* To be done: Your task is to repeat the entries underneath exactly, minus the pictures.

* Dataset items:

============================================================

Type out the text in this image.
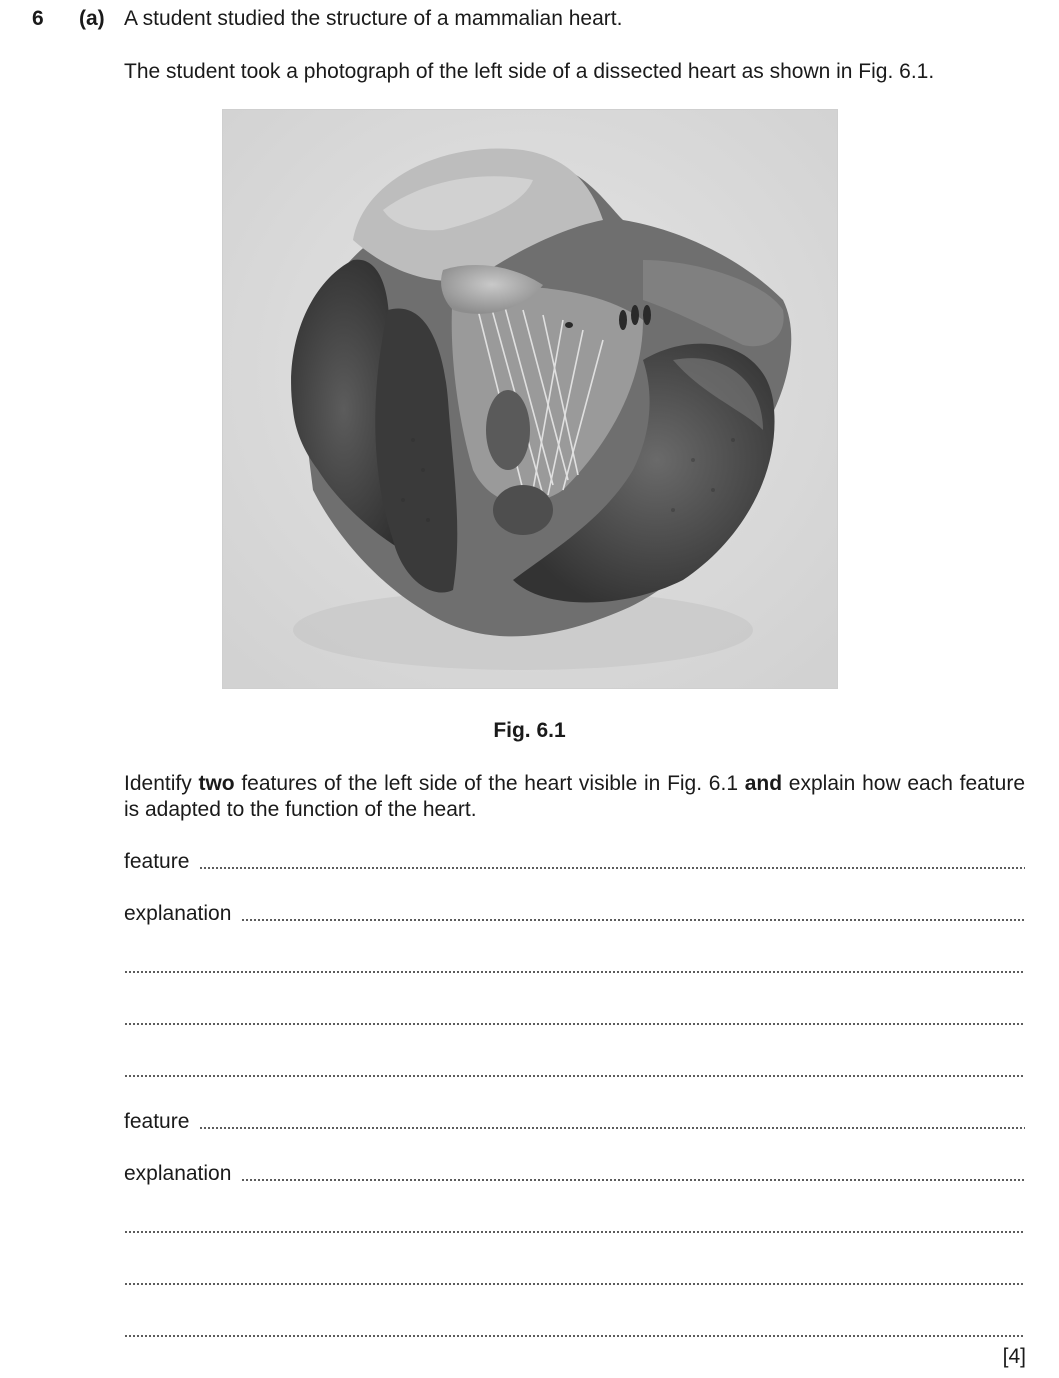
6 (a) A student studied the structure of a mammalian heart.
The student took a photograph of the left side of a dissected heart as shown in Fig. 6.1.
Fig. 6.1
Identify two features of the left side of the heart visible in Fig. 6.1 and explain how each feature is adapted to the function of the heart.
feature
explanation
feature
explanation
[4]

============================================================

* Reply:
Type out the text in this image.
6 (a) A student studied the structure of a mammalian heart.
The student took a photograph of the left side of a dissected heart as shown in Fig. 6.1.
Fig. 6.1
Identify two features of the left side of the heart visible in Fig. 6.1 and explain how each feature is adapted to the function of the heart.
feature
explanation
feature
explanation
[4]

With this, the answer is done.